== Data provided

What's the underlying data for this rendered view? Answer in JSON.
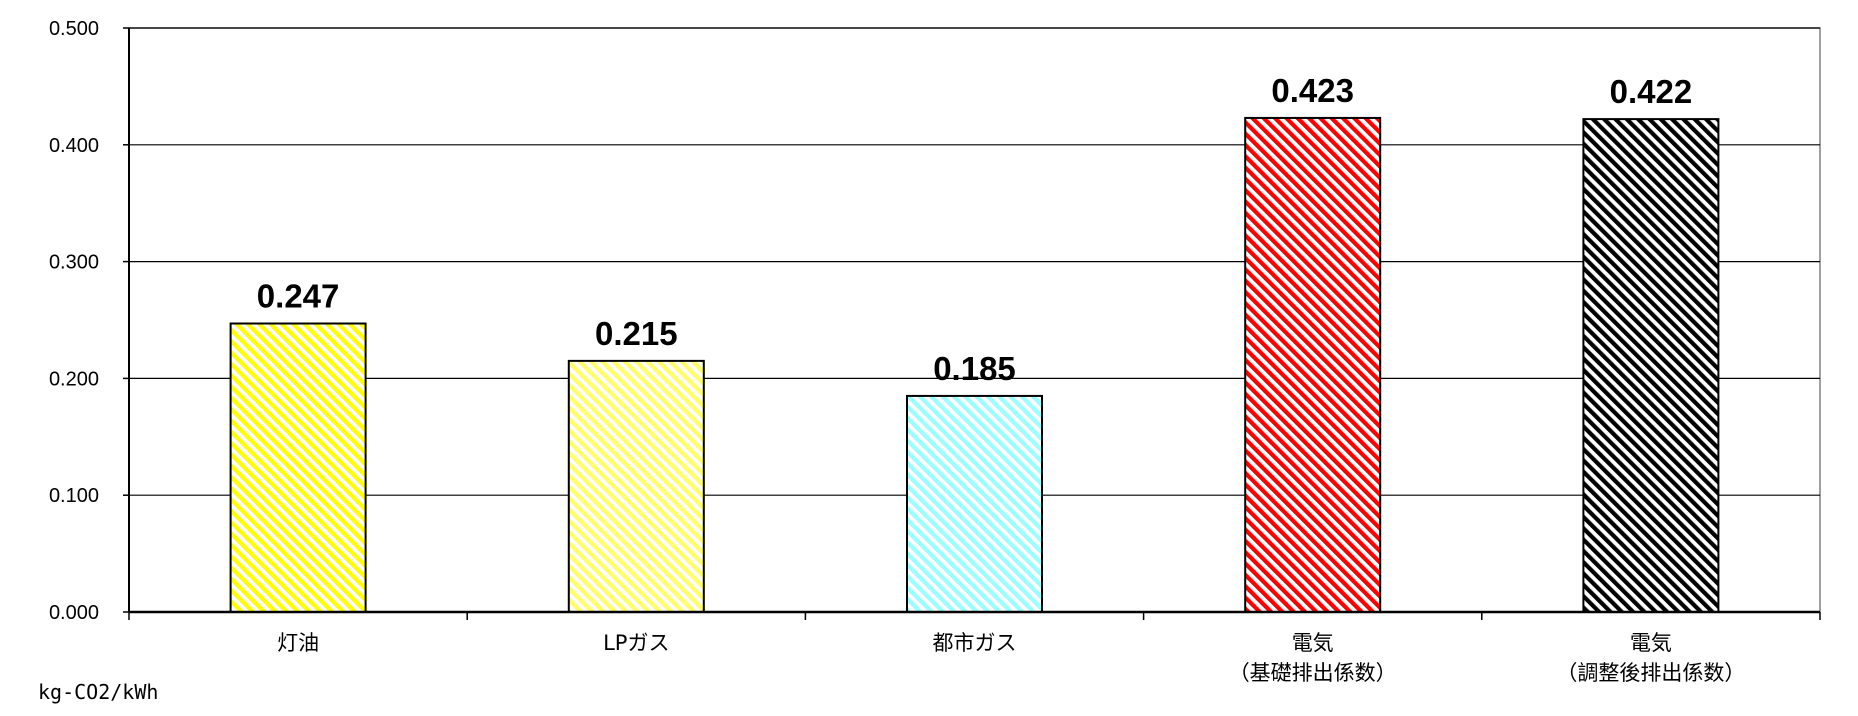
{
  "chart_data": {
    "type": "bar",
    "categories": [
      "灯油",
      "LPガス",
      "都市ガス",
      "電気\n（基礎排出係数）",
      "電気\n（調整後排出係数）"
    ],
    "values": [
      0.247,
      0.215,
      0.185,
      0.423,
      0.422
    ],
    "data_labels": [
      "0.247",
      "0.215",
      "0.185",
      "0.423",
      "0.422"
    ],
    "bar_colors": [
      "#ffff00",
      "#ffff66",
      "#99ffff",
      "#ff0000",
      "#000000"
    ],
    "ylim": [
      0,
      0.5
    ],
    "yticks": [
      "0.000",
      "0.100",
      "0.200",
      "0.300",
      "0.400",
      "0.500"
    ],
    "grid": true,
    "legend": "none",
    "unit": "kg-CO2/kWh"
  }
}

====

◆ What you will do: Go through the data above and transcribe it in full, omitting any image.

◆ The response:
What's the underlying data for this rendered view? Answer in JSON.
{
  "chart_data": {
    "type": "bar",
    "categories": [
      "灯油",
      "LPガス",
      "都市ガス",
      "電気\n（基礎排出係数）",
      "電気\n（調整後排出係数）"
    ],
    "values": [
      0.247,
      0.215,
      0.185,
      0.423,
      0.422
    ],
    "data_labels": [
      "0.247",
      "0.215",
      "0.185",
      "0.423",
      "0.422"
    ],
    "bar_colors": [
      "#ffff00",
      "#ffff66",
      "#99ffff",
      "#ff0000",
      "#000000"
    ],
    "ylim": [
      0,
      0.5
    ],
    "yticks": [
      "0.000",
      "0.100",
      "0.200",
      "0.300",
      "0.400",
      "0.500"
    ],
    "grid": true,
    "legend": "none",
    "unit": "kg-CO2/kWh"
  }
}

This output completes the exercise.